*Set problem*.
Transcribe the material below exactly as it appears.

━━━━━ Information supplied

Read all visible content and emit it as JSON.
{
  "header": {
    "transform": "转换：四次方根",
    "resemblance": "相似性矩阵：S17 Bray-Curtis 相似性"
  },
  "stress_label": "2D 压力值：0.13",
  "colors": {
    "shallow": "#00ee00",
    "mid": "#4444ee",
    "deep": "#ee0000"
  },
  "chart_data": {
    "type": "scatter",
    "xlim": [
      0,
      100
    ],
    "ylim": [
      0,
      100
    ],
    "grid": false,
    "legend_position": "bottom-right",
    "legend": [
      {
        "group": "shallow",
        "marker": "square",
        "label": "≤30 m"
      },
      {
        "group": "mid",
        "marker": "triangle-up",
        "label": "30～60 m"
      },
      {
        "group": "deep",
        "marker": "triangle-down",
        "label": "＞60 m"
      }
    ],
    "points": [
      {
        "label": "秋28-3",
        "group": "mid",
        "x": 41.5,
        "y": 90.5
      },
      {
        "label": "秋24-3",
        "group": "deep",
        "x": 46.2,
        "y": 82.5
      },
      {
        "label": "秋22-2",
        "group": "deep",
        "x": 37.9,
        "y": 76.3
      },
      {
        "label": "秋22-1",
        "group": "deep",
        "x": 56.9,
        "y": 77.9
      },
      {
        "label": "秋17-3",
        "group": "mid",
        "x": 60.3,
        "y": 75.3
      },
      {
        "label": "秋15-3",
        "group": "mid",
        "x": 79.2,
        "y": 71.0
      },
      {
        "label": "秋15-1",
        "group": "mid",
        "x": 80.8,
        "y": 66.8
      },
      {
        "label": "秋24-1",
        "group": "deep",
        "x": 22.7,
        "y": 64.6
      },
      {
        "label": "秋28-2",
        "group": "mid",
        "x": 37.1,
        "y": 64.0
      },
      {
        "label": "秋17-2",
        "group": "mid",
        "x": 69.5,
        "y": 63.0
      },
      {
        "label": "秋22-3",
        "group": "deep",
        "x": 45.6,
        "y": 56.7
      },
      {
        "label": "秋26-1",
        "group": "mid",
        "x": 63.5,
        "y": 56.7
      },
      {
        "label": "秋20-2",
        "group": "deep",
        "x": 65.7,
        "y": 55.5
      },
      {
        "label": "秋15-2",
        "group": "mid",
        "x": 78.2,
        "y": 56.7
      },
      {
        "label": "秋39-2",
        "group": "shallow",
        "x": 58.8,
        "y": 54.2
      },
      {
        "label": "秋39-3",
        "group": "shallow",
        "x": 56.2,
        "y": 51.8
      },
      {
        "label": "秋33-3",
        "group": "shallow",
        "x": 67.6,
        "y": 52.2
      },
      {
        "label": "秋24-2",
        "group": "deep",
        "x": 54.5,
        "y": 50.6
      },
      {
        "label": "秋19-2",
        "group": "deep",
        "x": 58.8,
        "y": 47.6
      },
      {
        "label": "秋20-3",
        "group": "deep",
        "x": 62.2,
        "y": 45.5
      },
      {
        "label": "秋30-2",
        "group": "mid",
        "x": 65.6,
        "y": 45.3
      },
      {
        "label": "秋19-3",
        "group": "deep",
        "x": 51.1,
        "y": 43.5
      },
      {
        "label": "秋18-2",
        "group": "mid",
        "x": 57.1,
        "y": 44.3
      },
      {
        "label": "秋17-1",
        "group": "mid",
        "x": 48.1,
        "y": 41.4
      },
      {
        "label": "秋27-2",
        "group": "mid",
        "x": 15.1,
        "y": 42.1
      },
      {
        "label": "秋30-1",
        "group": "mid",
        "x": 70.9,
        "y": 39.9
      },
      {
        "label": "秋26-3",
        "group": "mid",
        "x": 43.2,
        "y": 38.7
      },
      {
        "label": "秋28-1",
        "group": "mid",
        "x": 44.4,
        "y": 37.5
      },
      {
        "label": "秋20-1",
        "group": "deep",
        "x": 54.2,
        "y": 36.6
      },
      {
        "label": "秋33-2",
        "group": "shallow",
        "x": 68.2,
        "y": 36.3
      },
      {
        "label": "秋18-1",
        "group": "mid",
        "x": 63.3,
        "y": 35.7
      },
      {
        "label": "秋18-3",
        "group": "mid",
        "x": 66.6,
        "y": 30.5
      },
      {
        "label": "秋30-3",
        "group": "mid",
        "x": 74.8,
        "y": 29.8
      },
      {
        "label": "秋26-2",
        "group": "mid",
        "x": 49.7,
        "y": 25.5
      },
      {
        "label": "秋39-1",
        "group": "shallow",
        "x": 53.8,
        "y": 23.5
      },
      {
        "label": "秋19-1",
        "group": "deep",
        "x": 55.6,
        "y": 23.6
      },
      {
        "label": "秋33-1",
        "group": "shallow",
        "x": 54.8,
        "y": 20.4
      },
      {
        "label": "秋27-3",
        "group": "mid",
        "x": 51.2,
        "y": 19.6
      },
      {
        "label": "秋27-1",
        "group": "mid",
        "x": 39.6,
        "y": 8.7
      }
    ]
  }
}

━━━━━━━━━━

*Solution below*.
Read all visible content and emit it as JSON.
{
  "header": {
    "transform": "转换：四次方根",
    "resemblance": "相似性矩阵：S17 Bray-Curtis 相似性"
  },
  "stress_label": "2D 压力值：0.13",
  "colors": {
    "shallow": "#00ee00",
    "mid": "#4444ee",
    "deep": "#ee0000"
  },
  "chart_data": {
    "type": "scatter",
    "xlim": [
      0,
      100
    ],
    "ylim": [
      0,
      100
    ],
    "grid": false,
    "legend_position": "bottom-right",
    "legend": [
      {
        "group": "shallow",
        "marker": "square",
        "label": "≤30 m"
      },
      {
        "group": "mid",
        "marker": "triangle-up",
        "label": "30～60 m"
      },
      {
        "group": "deep",
        "marker": "triangle-down",
        "label": "＞60 m"
      }
    ],
    "points": [
      {
        "label": "秋28-3",
        "group": "mid",
        "x": 41.5,
        "y": 90.5
      },
      {
        "label": "秋24-3",
        "group": "deep",
        "x": 46.2,
        "y": 82.5
      },
      {
        "label": "秋22-2",
        "group": "deep",
        "x": 37.9,
        "y": 76.3
      },
      {
        "label": "秋22-1",
        "group": "deep",
        "x": 56.9,
        "y": 77.9
      },
      {
        "label": "秋17-3",
        "group": "mid",
        "x": 60.3,
        "y": 75.3
      },
      {
        "label": "秋15-3",
        "group": "mid",
        "x": 79.2,
        "y": 71.0
      },
      {
        "label": "秋15-1",
        "group": "mid",
        "x": 80.8,
        "y": 66.8
      },
      {
        "label": "秋24-1",
        "group": "deep",
        "x": 22.7,
        "y": 64.6
      },
      {
        "label": "秋28-2",
        "group": "mid",
        "x": 37.1,
        "y": 64.0
      },
      {
        "label": "秋17-2",
        "group": "mid",
        "x": 69.5,
        "y": 63.0
      },
      {
        "label": "秋22-3",
        "group": "deep",
        "x": 45.6,
        "y": 56.7
      },
      {
        "label": "秋26-1",
        "group": "mid",
        "x": 63.5,
        "y": 56.7
      },
      {
        "label": "秋20-2",
        "group": "deep",
        "x": 65.7,
        "y": 55.5
      },
      {
        "label": "秋15-2",
        "group": "mid",
        "x": 78.2,
        "y": 56.7
      },
      {
        "label": "秋39-2",
        "group": "shallow",
        "x": 58.8,
        "y": 54.2
      },
      {
        "label": "秋39-3",
        "group": "shallow",
        "x": 56.2,
        "y": 51.8
      },
      {
        "label": "秋33-3",
        "group": "shallow",
        "x": 67.6,
        "y": 52.2
      },
      {
        "label": "秋24-2",
        "group": "deep",
        "x": 54.5,
        "y": 50.6
      },
      {
        "label": "秋19-2",
        "group": "deep",
        "x": 58.8,
        "y": 47.6
      },
      {
        "label": "秋20-3",
        "group": "deep",
        "x": 62.2,
        "y": 45.5
      },
      {
        "label": "秋30-2",
        "group": "mid",
        "x": 65.6,
        "y": 45.3
      },
      {
        "label": "秋19-3",
        "group": "deep",
        "x": 51.1,
        "y": 43.5
      },
      {
        "label": "秋18-2",
        "group": "mid",
        "x": 57.1,
        "y": 44.3
      },
      {
        "label": "秋17-1",
        "group": "mid",
        "x": 48.1,
        "y": 41.4
      },
      {
        "label": "秋27-2",
        "group": "mid",
        "x": 15.1,
        "y": 42.1
      },
      {
        "label": "秋30-1",
        "group": "mid",
        "x": 70.9,
        "y": 39.9
      },
      {
        "label": "秋26-3",
        "group": "mid",
        "x": 43.2,
        "y": 38.7
      },
      {
        "label": "秋28-1",
        "group": "mid",
        "x": 44.4,
        "y": 37.5
      },
      {
        "label": "秋20-1",
        "group": "deep",
        "x": 54.2,
        "y": 36.6
      },
      {
        "label": "秋33-2",
        "group": "shallow",
        "x": 68.2,
        "y": 36.3
      },
      {
        "label": "秋18-1",
        "group": "mid",
        "x": 63.3,
        "y": 35.7
      },
      {
        "label": "秋18-3",
        "group": "mid",
        "x": 66.6,
        "y": 30.5
      },
      {
        "label": "秋30-3",
        "group": "mid",
        "x": 74.8,
        "y": 29.8
      },
      {
        "label": "秋26-2",
        "group": "mid",
        "x": 49.7,
        "y": 25.5
      },
      {
        "label": "秋39-1",
        "group": "shallow",
        "x": 53.8,
        "y": 23.5
      },
      {
        "label": "秋19-1",
        "group": "deep",
        "x": 55.6,
        "y": 23.6
      },
      {
        "label": "秋33-1",
        "group": "shallow",
        "x": 54.8,
        "y": 20.4
      },
      {
        "label": "秋27-3",
        "group": "mid",
        "x": 51.2,
        "y": 19.6
      },
      {
        "label": "秋27-1",
        "group": "mid",
        "x": 39.6,
        "y": 8.7
      }
    ]
  }
}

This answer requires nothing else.